((

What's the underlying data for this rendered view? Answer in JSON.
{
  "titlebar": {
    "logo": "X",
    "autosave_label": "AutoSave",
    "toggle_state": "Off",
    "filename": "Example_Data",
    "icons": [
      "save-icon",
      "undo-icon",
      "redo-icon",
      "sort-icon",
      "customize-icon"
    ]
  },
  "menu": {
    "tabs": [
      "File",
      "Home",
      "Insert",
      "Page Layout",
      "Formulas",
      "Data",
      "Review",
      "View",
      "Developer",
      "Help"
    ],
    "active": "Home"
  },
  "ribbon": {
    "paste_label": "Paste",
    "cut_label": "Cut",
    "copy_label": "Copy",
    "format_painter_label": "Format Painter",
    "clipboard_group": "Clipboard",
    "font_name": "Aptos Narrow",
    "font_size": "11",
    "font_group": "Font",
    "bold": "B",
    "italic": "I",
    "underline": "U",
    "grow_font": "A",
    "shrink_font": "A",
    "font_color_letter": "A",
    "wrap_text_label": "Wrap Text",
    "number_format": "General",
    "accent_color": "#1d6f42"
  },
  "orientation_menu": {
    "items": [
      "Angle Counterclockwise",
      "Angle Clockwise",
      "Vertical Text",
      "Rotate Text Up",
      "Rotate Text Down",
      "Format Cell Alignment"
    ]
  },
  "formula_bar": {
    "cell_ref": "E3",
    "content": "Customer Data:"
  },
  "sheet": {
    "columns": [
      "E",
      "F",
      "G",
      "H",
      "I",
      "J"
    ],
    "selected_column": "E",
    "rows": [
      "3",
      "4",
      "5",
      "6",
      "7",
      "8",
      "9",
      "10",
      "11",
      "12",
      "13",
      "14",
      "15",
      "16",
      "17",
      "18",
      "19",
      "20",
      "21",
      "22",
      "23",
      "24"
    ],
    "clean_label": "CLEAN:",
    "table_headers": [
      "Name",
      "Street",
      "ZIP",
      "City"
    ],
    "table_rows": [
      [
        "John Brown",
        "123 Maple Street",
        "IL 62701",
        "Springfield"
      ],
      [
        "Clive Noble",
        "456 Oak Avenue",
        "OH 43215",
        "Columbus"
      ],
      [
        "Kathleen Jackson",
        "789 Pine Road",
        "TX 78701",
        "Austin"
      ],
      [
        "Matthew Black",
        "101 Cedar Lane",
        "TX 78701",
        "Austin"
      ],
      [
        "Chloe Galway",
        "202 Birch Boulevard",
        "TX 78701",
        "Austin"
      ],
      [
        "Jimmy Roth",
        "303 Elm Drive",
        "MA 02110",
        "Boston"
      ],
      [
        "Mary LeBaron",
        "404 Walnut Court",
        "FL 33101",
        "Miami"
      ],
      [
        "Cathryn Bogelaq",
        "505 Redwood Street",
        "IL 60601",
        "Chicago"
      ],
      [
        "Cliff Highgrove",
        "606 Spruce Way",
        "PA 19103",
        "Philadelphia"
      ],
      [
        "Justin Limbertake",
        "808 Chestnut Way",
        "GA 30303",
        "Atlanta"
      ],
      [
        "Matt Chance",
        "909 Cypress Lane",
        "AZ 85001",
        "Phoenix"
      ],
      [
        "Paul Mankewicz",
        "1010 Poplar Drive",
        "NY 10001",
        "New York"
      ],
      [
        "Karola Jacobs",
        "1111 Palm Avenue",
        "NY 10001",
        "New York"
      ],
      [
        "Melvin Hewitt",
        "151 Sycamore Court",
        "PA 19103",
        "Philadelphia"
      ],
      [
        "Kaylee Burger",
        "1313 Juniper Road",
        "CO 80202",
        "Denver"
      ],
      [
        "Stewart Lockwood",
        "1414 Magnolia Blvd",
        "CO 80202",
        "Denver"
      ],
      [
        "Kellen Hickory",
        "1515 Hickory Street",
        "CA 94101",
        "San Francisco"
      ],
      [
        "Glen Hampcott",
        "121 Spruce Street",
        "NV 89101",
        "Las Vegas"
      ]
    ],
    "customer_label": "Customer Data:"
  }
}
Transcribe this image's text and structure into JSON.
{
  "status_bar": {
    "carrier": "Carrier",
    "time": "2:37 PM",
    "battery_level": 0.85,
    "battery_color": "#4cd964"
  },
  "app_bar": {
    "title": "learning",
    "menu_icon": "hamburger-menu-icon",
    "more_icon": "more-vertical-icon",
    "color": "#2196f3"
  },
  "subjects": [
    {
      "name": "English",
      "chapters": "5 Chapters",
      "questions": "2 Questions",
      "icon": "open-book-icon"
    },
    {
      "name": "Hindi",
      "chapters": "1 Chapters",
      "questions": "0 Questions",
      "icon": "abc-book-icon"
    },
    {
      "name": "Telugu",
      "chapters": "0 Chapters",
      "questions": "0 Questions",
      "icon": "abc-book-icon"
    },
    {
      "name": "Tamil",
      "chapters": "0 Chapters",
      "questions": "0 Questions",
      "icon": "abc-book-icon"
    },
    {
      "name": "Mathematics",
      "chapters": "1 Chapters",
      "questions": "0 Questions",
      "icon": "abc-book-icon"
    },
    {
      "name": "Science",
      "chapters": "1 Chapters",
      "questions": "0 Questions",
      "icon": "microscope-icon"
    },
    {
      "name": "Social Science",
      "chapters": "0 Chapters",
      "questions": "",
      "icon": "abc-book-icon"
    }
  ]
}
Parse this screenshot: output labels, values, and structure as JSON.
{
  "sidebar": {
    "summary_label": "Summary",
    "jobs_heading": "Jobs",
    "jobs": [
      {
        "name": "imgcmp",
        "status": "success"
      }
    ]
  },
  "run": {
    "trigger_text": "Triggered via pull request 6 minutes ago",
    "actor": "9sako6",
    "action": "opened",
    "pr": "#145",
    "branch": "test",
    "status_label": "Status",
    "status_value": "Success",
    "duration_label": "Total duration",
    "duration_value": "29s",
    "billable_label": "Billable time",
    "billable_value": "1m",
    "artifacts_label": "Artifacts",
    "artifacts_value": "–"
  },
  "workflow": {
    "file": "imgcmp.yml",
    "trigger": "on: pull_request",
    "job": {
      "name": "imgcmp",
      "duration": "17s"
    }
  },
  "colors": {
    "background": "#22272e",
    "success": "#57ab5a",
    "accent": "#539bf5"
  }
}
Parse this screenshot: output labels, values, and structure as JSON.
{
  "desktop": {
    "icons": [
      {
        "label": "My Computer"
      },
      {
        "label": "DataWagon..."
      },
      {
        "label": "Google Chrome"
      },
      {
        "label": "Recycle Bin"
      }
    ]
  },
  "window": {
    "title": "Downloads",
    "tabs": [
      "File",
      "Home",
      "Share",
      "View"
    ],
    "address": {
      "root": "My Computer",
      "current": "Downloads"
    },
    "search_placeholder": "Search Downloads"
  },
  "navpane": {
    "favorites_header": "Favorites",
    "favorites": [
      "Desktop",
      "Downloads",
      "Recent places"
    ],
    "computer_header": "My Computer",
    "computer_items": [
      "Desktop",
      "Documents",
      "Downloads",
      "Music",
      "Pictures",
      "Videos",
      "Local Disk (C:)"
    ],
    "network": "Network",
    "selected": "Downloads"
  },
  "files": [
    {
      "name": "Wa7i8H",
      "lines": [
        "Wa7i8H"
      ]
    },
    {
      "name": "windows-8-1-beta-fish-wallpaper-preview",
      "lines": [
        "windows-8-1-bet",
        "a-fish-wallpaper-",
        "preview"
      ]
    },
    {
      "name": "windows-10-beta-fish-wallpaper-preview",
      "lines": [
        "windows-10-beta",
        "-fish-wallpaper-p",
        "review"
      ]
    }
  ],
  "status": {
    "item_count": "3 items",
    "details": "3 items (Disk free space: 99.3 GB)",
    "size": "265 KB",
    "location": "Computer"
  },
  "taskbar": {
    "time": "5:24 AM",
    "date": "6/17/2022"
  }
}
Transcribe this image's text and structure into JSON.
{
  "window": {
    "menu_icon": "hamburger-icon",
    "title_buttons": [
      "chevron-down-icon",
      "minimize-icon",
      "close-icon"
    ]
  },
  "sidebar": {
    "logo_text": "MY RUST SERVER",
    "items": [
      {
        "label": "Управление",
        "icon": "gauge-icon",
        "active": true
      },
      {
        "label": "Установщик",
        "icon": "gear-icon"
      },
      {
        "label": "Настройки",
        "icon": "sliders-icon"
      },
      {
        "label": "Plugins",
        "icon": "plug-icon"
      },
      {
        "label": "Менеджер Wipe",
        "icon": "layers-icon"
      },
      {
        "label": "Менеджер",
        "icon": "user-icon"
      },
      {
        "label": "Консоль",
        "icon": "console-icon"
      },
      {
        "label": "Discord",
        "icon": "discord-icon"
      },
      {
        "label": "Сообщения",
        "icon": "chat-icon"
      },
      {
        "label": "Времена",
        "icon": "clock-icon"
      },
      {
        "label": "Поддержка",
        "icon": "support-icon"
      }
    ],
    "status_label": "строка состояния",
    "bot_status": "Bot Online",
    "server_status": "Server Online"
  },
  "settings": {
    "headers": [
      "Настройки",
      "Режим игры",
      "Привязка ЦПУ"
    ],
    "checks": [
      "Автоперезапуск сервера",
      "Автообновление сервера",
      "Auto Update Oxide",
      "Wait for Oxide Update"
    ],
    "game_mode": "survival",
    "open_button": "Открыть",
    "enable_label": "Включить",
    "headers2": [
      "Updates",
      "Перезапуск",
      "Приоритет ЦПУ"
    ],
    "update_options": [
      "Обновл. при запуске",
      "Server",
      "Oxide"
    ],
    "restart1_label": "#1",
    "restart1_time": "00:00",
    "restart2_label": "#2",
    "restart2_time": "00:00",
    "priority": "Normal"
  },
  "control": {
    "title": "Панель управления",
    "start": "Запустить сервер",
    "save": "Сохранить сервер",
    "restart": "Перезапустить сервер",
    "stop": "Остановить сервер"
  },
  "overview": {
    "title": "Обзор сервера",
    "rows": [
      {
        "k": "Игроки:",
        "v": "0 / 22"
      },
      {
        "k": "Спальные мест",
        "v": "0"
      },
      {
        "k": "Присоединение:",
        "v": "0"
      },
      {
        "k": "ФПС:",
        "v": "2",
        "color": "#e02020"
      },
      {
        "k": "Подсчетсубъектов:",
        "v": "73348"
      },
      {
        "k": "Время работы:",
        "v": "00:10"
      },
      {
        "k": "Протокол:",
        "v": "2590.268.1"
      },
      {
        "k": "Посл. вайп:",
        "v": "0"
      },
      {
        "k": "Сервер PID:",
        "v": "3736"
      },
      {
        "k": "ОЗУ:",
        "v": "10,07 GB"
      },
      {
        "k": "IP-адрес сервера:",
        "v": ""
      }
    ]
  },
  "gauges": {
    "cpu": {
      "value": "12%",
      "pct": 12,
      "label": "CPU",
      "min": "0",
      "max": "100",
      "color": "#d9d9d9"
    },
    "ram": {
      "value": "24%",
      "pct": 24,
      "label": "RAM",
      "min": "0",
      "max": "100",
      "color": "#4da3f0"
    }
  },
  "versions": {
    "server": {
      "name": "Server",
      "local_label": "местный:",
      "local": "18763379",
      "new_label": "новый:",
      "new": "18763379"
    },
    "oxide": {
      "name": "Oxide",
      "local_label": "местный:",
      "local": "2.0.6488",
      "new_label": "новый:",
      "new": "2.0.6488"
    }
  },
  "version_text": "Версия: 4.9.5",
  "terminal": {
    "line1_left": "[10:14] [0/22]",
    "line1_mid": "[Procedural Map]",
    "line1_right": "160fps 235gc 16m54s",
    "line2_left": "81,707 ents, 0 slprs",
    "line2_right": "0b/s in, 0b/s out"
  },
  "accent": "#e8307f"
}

))

From the data, collect all lines where the string "Customer" appears.

• **Response to this task**
    "content": "Customer Data:"
    "customer_label": "Customer Data:"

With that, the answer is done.